◆ Given information
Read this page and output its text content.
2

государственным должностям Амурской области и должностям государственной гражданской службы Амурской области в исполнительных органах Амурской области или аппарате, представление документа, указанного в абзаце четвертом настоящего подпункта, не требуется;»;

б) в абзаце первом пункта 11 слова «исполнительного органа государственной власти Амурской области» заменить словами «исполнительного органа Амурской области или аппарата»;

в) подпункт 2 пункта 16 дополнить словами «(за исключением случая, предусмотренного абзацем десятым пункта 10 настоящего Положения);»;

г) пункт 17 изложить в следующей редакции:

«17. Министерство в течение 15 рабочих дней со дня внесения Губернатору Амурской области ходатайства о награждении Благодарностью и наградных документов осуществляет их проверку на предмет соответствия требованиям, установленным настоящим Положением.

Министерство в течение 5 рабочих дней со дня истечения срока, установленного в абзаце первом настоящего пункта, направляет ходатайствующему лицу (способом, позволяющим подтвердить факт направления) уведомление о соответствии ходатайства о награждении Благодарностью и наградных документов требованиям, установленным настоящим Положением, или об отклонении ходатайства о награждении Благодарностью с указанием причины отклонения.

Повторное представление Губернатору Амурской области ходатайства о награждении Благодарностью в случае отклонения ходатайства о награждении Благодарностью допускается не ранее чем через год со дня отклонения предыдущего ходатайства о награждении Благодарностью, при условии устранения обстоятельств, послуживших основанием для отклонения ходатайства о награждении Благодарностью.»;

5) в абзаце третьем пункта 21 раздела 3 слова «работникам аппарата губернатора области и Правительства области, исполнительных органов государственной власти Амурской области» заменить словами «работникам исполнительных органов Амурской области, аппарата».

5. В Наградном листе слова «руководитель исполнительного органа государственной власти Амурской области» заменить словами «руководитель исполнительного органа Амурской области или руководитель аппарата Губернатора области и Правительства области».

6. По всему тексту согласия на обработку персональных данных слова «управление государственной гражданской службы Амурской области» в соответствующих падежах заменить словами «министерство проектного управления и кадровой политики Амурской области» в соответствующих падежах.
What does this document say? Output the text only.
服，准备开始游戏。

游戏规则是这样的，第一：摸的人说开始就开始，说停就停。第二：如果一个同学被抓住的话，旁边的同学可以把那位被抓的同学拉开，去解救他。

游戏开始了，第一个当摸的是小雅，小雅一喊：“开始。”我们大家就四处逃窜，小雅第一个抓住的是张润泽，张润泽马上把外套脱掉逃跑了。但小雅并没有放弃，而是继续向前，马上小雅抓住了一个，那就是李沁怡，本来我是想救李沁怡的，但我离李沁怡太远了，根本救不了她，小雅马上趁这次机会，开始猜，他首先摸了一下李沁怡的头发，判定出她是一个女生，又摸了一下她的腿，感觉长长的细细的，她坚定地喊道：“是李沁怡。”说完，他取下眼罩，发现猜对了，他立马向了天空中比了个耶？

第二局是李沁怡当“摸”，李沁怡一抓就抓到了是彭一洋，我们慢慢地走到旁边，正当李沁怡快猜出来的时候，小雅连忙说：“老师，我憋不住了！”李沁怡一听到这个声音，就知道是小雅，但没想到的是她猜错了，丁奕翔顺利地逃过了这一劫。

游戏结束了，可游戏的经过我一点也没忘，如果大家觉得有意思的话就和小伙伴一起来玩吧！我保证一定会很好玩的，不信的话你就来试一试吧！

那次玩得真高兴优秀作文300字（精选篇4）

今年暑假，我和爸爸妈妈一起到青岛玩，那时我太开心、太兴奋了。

◆ Goal of the exercise
The records above are to be copied in full, exactly as written.

◆ Result of the exercise
Read this page and output its text content.
2

государственным должностям Амурской области и должностям государственной гражданской службы Амурской области в исполнительных органах Амурской области или аппарате, представление документа, указанного в абзаце четвертом настоящего подпункта, не требуется;»;

б) в абзаце первом пункта 11 слова «исполнительного органа государственной власти Амурской области» заменить словами «исполнительного органа Амурской области или аппарата»;

в) подпункт 2 пункта 16 дополнить словами «(за исключением случая, предусмотренного абзацем десятым пункта 10 настоящего Положения);»;

г) пункт 17 изложить в следующей редакции:

«17. Министерство в течение 15 рабочих дней со дня внесения Губернатору Амурской области ходатайства о награждении Благодарностью и наградных документов осуществляет их проверку на предмет соответствия требованиям, установленным настоящим Положением.

Министерство в течение 5 рабочих дней со дня истечения срока, установленного в абзаце первом настоящего пункта, направляет ходатайствующему лицу (способом, позволяющим подтвердить факт направления) уведомление о соответствии ходатайства о награждении Благодарностью и наградных документов требованиям, установленным настоящим Положением, или об отклонении ходатайства о награждении Благодарностью с указанием причины отклонения.

Повторное представление Губернатору Амурской области ходатайства о награждении Благодарностью в случае отклонения ходатайства о награждении Благодарностью допускается не ранее чем через год со дня отклонения предыдущего ходатайства о награждении Благодарностью, при условии устранения обстоятельств, послуживших основанием для отклонения ходатайства о награждении Благодарностью.»;

5) в абзаце третьем пункта 21 раздела 3 слова «работникам аппарата губернатора области и Правительства области, исполнительных органов государственной власти Амурской области» заменить словами «работникам исполнительных органов Амурской области, аппарата».

5. В Наградном листе слова «руководитель исполнительного органа государственной власти Амурской области» заменить словами «руководитель исполнительного органа Амурской области или руководитель аппарата Губернатора области и Правительства области».

6. По всему тексту согласия на обработку персональных данных слова «управление государственной гражданской службы Амурской области» в соответствующих падежах заменить словами «министерство проектного управления и кадровой политики Амурской области» в соответствующих падежах.
What does this document say? Output the text only.
服，准备开始游戏。

游戏规则是这样的，第一：摸的人说开始就开始，说停就停。第二：如果一个同学被抓住的话，旁边的同学可以把那位被抓的同学拉开，去解救他。

游戏开始了，第一个当摸的是小雅，小雅一喊：“开始。”我们大家就四处逃窜，小雅第一个抓住的是张润泽，张润泽马上把外套脱掉逃跑了。但小雅并没有放弃，而是继续向前，马上小雅抓住了一个，那就是李沁怡，本来我是想救李沁怡的，但我离李沁怡太远了，根本救不了她，小雅马上趁这次机会，开始猜，他首先摸了一下李沁怡的头发，判定出她是一个女生，又摸了一下她的腿，感觉长长的细细的，她坚定地喊道：“是李沁怡。”说完，他取下眼罩，发现猜对了，他立马向了天空中比了个耶？

第二局是李沁怡当“摸”，李沁怡一抓就抓到了是彭一洋，我们慢慢地走到旁边，正当李沁怡快猜出来的时候，小雅连忙说：“老师，我憋不住了！”李沁怡一听到这个声音，就知道是小雅，但没想到的是她猜错了，丁奕翔顺利地逃过了这一劫。

游戏结束了，可游戏的经过我一点也没忘，如果大家觉得有意思的话就和小伙伴一起来玩吧！我保证一定会很好玩的，不信的话你就来试一试吧！

那次玩得真高兴优秀作文300字（精选篇4）

今年暑假，我和爸爸妈妈一起到青岛玩，那时我太开心、太兴奋了。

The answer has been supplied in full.